Chart and figure data

————

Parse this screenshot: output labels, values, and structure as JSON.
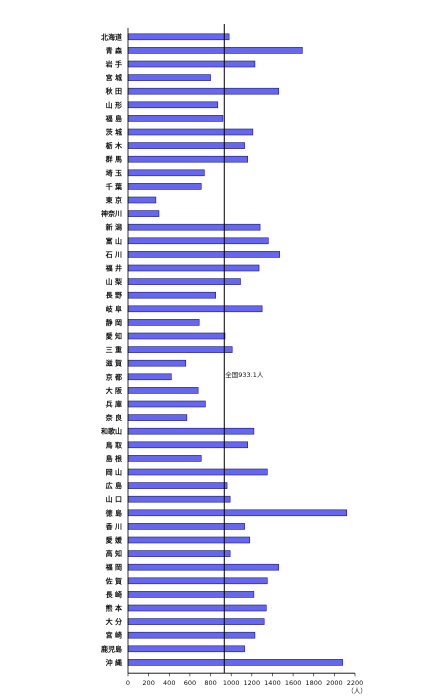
{
  "chart_data": {
    "type": "bar",
    "orientation": "horizontal",
    "categories": [
      "北海道",
      "青 森",
      "岩 手",
      "宮 城",
      "秋 田",
      "山 形",
      "福 島",
      "茨 城",
      "栃 木",
      "群 馬",
      "埼 玉",
      "千 葉",
      "東 京",
      "神奈川",
      "新 潟",
      "富 山",
      "石 川",
      "福 井",
      "山 梨",
      "長 野",
      "岐 阜",
      "静 岡",
      "愛 知",
      "三 重",
      "滋 賀",
      "京 都",
      "大 阪",
      "兵 庫",
      "奈 良",
      "和歌山",
      "鳥 取",
      "島 根",
      "岡 山",
      "広 島",
      "山 口",
      "徳 島",
      "香 川",
      "愛 媛",
      "高 知",
      "福 岡",
      "佐 賀",
      "長 崎",
      "熊 本",
      "大 分",
      "宮 崎",
      "鹿児島",
      "沖 縄"
    ],
    "values": [
      980,
      1690,
      1230,
      800,
      1460,
      870,
      920,
      1210,
      1130,
      1160,
      740,
      710,
      270,
      300,
      1280,
      1360,
      1470,
      1270,
      1090,
      850,
      1300,
      690,
      940,
      1010,
      560,
      420,
      680,
      750,
      570,
      1220,
      1160,
      710,
      1350,
      960,
      990,
      2120,
      1130,
      1180,
      990,
      1460,
      1350,
      1220,
      1340,
      1320,
      1230,
      1130,
      2080
    ],
    "xlim": [
      0,
      2200
    ],
    "xticks": [
      0,
      200,
      400,
      600,
      800,
      1000,
      1200,
      1400,
      1600,
      1800,
      2000,
      2200
    ],
    "xunit": "（人）",
    "reference_line": {
      "value": 933.1,
      "label": "全国933.1人"
    },
    "bar_color": "#6666ee",
    "bar_edge_color": "#1a1a6e",
    "grid": false
  }
}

————

## Written exercise
Review the preceding data and report every line that includes the string "values".

## Correct output
Parse this screenshot: output labels, values, and structure as JSON.
    "values": [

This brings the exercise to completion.